• _Exercise prompt_
Write the records out again, precisely as they stand.
>> begin Recorded data
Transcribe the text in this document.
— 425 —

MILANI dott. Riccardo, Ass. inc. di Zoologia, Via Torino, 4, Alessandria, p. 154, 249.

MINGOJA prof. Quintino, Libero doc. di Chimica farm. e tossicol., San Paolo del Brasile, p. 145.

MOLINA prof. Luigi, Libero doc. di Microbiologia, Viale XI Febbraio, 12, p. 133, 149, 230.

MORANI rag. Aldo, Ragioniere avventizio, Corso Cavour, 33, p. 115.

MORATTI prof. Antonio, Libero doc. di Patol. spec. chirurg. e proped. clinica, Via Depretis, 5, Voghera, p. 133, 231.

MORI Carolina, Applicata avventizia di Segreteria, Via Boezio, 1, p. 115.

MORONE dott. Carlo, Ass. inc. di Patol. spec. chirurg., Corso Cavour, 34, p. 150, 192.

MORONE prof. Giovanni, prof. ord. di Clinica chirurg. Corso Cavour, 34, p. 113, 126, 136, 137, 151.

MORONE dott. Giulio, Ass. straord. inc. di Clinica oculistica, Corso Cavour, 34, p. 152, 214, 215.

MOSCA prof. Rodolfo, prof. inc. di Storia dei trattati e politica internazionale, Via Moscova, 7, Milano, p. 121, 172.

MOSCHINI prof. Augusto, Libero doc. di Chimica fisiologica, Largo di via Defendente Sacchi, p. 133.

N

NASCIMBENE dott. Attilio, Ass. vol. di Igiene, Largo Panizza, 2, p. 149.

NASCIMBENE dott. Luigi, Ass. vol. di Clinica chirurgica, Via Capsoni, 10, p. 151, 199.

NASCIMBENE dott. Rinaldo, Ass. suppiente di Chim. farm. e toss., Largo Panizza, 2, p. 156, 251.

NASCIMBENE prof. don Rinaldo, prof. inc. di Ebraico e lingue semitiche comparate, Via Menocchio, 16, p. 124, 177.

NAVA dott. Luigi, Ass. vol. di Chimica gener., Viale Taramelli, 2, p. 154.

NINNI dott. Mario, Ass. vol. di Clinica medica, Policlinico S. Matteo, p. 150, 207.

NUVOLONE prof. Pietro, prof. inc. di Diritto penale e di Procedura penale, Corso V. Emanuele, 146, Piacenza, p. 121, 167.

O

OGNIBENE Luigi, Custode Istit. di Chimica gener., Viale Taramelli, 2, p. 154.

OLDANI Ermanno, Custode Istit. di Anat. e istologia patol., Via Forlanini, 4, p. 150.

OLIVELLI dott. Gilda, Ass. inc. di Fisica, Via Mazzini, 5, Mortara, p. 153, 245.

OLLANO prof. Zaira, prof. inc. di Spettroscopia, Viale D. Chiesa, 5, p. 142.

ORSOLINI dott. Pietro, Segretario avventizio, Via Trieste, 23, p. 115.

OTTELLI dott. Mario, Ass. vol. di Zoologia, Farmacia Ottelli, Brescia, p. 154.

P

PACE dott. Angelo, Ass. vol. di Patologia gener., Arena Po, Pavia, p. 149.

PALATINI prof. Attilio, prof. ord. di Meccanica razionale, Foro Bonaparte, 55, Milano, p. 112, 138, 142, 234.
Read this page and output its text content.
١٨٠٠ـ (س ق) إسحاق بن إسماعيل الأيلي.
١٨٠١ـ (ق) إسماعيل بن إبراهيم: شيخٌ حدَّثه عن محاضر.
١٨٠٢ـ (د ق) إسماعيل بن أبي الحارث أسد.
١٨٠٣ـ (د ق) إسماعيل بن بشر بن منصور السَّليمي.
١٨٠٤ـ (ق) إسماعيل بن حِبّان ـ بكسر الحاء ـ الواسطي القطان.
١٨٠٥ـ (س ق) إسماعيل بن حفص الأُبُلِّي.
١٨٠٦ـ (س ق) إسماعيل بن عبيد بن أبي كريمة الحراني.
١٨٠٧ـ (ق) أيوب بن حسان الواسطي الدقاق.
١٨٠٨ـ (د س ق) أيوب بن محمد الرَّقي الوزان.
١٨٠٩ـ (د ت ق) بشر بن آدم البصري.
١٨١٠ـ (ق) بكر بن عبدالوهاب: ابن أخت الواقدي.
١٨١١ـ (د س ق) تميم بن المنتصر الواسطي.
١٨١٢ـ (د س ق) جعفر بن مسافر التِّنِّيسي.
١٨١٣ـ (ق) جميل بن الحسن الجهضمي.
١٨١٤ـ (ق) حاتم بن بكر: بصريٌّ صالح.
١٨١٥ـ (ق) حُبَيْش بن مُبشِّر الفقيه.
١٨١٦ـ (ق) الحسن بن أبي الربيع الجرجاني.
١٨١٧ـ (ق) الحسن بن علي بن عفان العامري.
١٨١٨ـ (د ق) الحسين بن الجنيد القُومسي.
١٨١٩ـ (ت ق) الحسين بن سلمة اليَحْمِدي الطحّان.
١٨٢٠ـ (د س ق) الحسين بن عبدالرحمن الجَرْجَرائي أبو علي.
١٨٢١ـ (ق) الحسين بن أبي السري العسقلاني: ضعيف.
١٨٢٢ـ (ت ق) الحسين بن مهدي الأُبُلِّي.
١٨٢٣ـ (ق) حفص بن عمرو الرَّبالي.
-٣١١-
>> end Recorded data
• _Problem solution_
Transcribe the text in this document.
— 425 —

MILANI dott. Riccardo, Ass. inc. di Zoologia, Via Torino, 4, Alessandria, p. 154, 249.

MINGOJA prof. Quintino, Libero doc. di Chimica farm. e tossicol., San Paolo del Brasile, p. 145.

MOLINA prof. Luigi, Libero doc. di Microbiologia, Viale XI Febbraio, 12, p. 133, 149, 230.

MORANI rag. Aldo, Ragioniere avventizio, Corso Cavour, 33, p. 115.

MORATTI prof. Antonio, Libero doc. di Patol. spec. chirurg. e proped. clinica, Via Depretis, 5, Voghera, p. 133, 231.

MORI Carolina, Applicata avventizia di Segreteria, Via Boezio, 1, p. 115.

MORONE dott. Carlo, Ass. inc. di Patol. spec. chirurg., Corso Cavour, 34, p. 150, 192.

MORONE prof. Giovanni, prof. ord. di Clinica chirurg. Corso Cavour, 34, p. 113, 126, 136, 137, 151.

MORONE dott. Giulio, Ass. straord. inc. di Clinica oculistica, Corso Cavour, 34, p. 152, 214, 215.

MOSCA prof. Rodolfo, prof. inc. di Storia dei trattati e politica internazionale, Via Moscova, 7, Milano, p. 121, 172.

MOSCHINI prof. Augusto, Libero doc. di Chimica fisiologica, Largo di via Defendente Sacchi, p. 133.

N

NASCIMBENE dott. Attilio, Ass. vol. di Igiene, Largo Panizza, 2, p. 149.

NASCIMBENE dott. Luigi, Ass. vol. di Clinica chirurgica, Via Capsoni, 10, p. 151, 199.

NASCIMBENE dott. Rinaldo, Ass. suppiente di Chim. farm. e toss., Largo Panizza, 2, p. 156, 251.

NASCIMBENE prof. don Rinaldo, prof. inc. di Ebraico e lingue semitiche comparate, Via Menocchio, 16, p. 124, 177.

NAVA dott. Luigi, Ass. vol. di Chimica gener., Viale Taramelli, 2, p. 154.

NINNI dott. Mario, Ass. vol. di Clinica medica, Policlinico S. Matteo, p. 150, 207.

NUVOLONE prof. Pietro, prof. inc. di Diritto penale e di Procedura penale, Corso V. Emanuele, 146, Piacenza, p. 121, 167.

O

OGNIBENE Luigi, Custode Istit. di Chimica gener., Viale Taramelli, 2, p. 154.

OLDANI Ermanno, Custode Istit. di Anat. e istologia patol., Via Forlanini, 4, p. 150.

OLIVELLI dott. Gilda, Ass. inc. di Fisica, Via Mazzini, 5, Mortara, p. 153, 245.

OLLANO prof. Zaira, prof. inc. di Spettroscopia, Viale D. Chiesa, 5, p. 142.

ORSOLINI dott. Pietro, Segretario avventizio, Via Trieste, 23, p. 115.

OTTELLI dott. Mario, Ass. vol. di Zoologia, Farmacia Ottelli, Brescia, p. 154.

P

PACE dott. Angelo, Ass. vol. di Patologia gener., Arena Po, Pavia, p. 149.

PALATINI prof. Attilio, prof. ord. di Meccanica razionale, Foro Bonaparte, 55, Milano, p. 112, 138, 142, 234.
Read this page and output its text content.
١٨٠٠ـ (س ق) إسحاق بن إسماعيل الأيلي.
١٨٠١ـ (ق) إسماعيل بن إبراهيم: شيخٌ حدَّثه عن محاضر.
١٨٠٢ـ (د ق) إسماعيل بن أبي الحارث أسد.
١٨٠٣ـ (د ق) إسماعيل بن بشر بن منصور السَّليمي.
١٨٠٤ـ (ق) إسماعيل بن حِبّان ـ بكسر الحاء ـ الواسطي القطان.
١٨٠٥ـ (س ق) إسماعيل بن حفص الأُبُلِّي.
١٨٠٦ـ (س ق) إسماعيل بن عبيد بن أبي كريمة الحراني.
١٨٠٧ـ (ق) أيوب بن حسان الواسطي الدقاق.
١٨٠٨ـ (د س ق) أيوب بن محمد الرَّقي الوزان.
١٨٠٩ـ (د ت ق) بشر بن آدم البصري.
١٨١٠ـ (ق) بكر بن عبدالوهاب: ابن أخت الواقدي.
١٨١١ـ (د س ق) تميم بن المنتصر الواسطي.
١٨١٢ـ (د س ق) جعفر بن مسافر التِّنِّيسي.
١٨١٣ـ (ق) جميل بن الحسن الجهضمي.
١٨١٤ـ (ق) حاتم بن بكر: بصريٌّ صالح.
١٨١٥ـ (ق) حُبَيْش بن مُبشِّر الفقيه.
١٨١٦ـ (ق) الحسن بن أبي الربيع الجرجاني.
١٨١٧ـ (ق) الحسن بن علي بن عفان العامري.
١٨١٨ـ (د ق) الحسين بن الجنيد القُومسي.
١٨١٩ـ (ت ق) الحسين بن سلمة اليَحْمِدي الطحّان.
١٨٢٠ـ (د س ق) الحسين بن عبدالرحمن الجَرْجَرائي أبو علي.
١٨٢١ـ (ق) الحسين بن أبي السري العسقلاني: ضعيف.
١٨٢٢ـ (ت ق) الحسين بن مهدي الأُبُلِّي.
١٨٢٣ـ (ق) حفص بن عمرو الرَّبالي.
-٣١١-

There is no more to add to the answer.